== WHAT TO PRODUCE ==
Beginning with the line that holds "What data populates", set down each line of the data below through the very last, exactly as given, and nothing beyond that.

(Dataset items)
>>
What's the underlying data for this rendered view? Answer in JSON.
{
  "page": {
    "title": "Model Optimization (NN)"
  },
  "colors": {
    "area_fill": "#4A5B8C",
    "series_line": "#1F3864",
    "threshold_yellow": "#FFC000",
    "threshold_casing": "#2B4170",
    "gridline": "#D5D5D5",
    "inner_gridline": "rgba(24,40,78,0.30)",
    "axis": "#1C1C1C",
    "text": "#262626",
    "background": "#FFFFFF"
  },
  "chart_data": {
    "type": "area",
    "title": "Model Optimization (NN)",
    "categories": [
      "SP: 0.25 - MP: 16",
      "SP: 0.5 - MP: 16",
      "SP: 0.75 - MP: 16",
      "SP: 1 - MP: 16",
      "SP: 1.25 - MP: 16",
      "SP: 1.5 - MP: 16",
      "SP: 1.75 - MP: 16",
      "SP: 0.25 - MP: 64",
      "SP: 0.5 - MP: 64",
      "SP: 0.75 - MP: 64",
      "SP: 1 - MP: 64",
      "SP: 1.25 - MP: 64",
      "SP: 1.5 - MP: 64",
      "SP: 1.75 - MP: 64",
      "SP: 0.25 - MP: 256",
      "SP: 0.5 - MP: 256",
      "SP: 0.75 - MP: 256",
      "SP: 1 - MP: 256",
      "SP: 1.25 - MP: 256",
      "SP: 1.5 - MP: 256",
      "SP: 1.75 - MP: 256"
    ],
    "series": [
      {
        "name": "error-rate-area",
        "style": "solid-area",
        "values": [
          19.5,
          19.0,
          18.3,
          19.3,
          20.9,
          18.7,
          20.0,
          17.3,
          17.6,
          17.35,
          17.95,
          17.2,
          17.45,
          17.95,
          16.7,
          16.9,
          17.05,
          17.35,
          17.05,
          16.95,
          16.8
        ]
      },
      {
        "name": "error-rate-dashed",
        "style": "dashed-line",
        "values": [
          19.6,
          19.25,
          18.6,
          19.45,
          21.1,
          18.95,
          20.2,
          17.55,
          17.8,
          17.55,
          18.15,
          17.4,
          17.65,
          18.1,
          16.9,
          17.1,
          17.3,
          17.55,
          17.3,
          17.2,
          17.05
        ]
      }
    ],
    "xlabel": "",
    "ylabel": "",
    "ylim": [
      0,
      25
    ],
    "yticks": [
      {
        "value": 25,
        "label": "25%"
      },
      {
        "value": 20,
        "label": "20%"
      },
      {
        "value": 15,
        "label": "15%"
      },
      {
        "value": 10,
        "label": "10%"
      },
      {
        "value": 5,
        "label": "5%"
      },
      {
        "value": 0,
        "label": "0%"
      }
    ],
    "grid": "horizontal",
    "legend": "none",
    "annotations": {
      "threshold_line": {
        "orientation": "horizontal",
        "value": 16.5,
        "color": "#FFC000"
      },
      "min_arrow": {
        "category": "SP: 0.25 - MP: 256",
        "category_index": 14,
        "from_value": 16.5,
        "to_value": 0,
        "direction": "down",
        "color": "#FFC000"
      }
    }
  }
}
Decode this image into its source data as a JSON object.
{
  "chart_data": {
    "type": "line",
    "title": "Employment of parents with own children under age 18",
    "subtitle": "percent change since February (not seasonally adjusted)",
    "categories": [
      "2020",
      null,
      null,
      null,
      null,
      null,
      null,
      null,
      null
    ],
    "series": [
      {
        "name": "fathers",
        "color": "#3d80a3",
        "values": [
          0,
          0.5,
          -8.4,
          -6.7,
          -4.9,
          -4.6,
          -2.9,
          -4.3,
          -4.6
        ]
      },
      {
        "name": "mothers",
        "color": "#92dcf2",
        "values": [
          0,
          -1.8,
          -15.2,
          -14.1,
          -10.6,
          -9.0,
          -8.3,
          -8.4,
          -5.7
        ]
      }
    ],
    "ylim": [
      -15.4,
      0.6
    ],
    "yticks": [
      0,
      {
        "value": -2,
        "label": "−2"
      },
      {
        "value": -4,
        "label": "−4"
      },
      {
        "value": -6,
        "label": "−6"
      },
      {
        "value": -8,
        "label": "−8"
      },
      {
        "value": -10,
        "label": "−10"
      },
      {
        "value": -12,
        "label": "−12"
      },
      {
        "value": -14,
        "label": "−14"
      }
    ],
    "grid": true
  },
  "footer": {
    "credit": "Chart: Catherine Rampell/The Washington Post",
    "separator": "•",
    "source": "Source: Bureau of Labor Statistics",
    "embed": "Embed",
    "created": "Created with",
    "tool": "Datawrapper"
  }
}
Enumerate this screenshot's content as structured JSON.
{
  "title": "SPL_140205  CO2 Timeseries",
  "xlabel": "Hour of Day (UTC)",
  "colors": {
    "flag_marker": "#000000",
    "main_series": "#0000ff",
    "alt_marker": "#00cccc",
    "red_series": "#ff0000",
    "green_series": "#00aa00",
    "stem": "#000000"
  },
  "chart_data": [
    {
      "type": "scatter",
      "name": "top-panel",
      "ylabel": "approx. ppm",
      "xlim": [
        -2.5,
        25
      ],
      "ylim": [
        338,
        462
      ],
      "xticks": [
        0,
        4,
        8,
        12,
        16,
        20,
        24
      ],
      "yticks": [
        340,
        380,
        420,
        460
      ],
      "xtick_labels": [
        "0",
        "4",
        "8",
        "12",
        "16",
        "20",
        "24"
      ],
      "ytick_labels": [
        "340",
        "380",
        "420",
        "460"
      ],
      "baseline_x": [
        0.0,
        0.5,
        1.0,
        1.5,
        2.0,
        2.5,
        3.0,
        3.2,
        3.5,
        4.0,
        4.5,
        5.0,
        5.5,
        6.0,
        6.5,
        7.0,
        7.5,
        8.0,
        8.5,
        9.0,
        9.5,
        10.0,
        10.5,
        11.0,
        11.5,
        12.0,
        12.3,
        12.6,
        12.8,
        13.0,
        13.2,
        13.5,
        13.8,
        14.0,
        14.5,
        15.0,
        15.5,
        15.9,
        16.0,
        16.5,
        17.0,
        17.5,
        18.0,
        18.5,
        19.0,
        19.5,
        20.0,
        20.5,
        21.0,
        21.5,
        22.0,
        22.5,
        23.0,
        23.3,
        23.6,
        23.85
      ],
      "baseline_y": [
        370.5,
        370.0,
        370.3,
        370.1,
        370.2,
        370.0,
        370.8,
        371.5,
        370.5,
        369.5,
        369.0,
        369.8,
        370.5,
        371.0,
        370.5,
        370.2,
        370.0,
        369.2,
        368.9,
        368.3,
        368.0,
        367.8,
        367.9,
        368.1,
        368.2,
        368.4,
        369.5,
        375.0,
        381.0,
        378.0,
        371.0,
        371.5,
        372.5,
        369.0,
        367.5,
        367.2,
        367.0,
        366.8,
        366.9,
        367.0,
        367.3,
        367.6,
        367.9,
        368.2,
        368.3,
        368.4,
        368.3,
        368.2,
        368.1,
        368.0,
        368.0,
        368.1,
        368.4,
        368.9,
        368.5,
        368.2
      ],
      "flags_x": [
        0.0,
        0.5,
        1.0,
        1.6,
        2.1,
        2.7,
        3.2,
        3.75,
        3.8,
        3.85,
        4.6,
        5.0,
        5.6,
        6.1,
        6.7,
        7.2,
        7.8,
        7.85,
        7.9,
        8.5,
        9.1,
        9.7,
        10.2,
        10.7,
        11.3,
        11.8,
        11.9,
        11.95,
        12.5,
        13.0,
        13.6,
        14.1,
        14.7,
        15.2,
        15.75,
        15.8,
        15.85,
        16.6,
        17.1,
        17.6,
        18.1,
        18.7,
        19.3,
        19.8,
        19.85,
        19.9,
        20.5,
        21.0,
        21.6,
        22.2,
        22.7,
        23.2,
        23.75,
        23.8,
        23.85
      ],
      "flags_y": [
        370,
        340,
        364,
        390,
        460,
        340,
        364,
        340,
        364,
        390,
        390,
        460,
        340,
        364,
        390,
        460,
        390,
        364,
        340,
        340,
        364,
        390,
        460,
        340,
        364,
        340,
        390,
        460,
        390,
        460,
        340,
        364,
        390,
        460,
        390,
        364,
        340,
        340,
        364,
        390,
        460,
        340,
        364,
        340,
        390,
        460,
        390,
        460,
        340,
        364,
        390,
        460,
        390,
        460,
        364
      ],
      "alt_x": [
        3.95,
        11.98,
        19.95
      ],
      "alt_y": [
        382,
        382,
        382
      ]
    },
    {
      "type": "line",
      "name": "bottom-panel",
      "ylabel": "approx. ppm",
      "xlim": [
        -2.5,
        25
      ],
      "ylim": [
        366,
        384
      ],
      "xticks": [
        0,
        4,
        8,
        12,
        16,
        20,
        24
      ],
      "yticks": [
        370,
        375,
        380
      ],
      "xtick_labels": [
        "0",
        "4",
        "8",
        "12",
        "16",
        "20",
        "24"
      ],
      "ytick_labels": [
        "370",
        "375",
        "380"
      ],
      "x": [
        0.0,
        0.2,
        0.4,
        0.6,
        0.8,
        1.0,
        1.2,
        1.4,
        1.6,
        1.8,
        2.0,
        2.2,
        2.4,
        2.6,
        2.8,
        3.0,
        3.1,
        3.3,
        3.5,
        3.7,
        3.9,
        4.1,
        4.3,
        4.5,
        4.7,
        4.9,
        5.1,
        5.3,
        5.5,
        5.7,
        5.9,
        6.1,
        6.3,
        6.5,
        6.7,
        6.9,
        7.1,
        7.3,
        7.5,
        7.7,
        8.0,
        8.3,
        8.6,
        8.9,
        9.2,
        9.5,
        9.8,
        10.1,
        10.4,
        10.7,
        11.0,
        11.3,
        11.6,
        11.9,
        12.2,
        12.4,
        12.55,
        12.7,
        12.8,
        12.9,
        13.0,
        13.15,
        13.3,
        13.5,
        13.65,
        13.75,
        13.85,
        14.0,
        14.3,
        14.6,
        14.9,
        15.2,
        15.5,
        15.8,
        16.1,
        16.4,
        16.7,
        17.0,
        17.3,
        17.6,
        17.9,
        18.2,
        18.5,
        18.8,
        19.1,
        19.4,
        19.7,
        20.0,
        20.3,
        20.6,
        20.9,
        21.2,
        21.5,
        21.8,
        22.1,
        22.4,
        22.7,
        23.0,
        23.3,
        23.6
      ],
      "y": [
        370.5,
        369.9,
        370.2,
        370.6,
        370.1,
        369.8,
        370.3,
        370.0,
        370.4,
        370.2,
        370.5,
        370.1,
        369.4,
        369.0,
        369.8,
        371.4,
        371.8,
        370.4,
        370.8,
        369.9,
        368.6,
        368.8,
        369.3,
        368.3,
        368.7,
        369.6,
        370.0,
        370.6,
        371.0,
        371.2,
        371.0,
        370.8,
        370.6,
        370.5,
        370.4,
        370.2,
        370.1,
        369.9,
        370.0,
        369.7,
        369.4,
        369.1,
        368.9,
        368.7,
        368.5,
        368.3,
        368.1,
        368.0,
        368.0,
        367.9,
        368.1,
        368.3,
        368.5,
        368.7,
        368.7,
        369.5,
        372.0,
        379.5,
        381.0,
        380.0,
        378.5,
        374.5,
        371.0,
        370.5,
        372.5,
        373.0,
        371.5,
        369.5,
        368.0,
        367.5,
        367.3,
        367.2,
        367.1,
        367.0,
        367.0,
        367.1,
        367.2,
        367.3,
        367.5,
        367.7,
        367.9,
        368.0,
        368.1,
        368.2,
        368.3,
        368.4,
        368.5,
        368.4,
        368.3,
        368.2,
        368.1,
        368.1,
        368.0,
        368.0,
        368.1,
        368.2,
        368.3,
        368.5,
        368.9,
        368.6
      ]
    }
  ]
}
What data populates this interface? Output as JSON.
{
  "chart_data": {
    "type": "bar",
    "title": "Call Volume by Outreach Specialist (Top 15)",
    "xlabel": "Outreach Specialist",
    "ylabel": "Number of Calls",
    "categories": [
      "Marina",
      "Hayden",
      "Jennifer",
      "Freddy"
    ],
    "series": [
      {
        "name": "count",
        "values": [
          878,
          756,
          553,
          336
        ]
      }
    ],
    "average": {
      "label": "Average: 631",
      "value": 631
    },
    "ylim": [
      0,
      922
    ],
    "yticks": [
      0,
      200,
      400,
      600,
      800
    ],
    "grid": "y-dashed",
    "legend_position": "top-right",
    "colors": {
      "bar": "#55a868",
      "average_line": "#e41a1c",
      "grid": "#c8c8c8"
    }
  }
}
<<
== CORRECT RESPONSE ==
What data populates this interface? Output as JSON.
{
  "chart_data": {
    "type": "bar",
    "title": "Call Volume by Outreach Specialist (Top 15)",
    "xlabel": "Outreach Specialist",
    "ylabel": "Number of Calls",
    "categories": [
      "Marina",
      "Hayden",
      "Jennifer",
      "Freddy"
    ],
    "series": [
      {
        "name": "count",
        "values": [
          878,
          756,
          553,
          336
        ]
      }
    ],
    "average": {
      "label": "Average: 631",
      "value": 631
    },
    "ylim": [
      0,
      922
    ],
    "yticks": [
      0,
      200,
      400,
      600,
      800
    ],
    "grid": "y-dashed",
    "legend_position": "top-right",
    "colors": {
      "bar": "#55a868",
      "average_line": "#e41a1c",
      "grid": "#c8c8c8"
    }
  }
}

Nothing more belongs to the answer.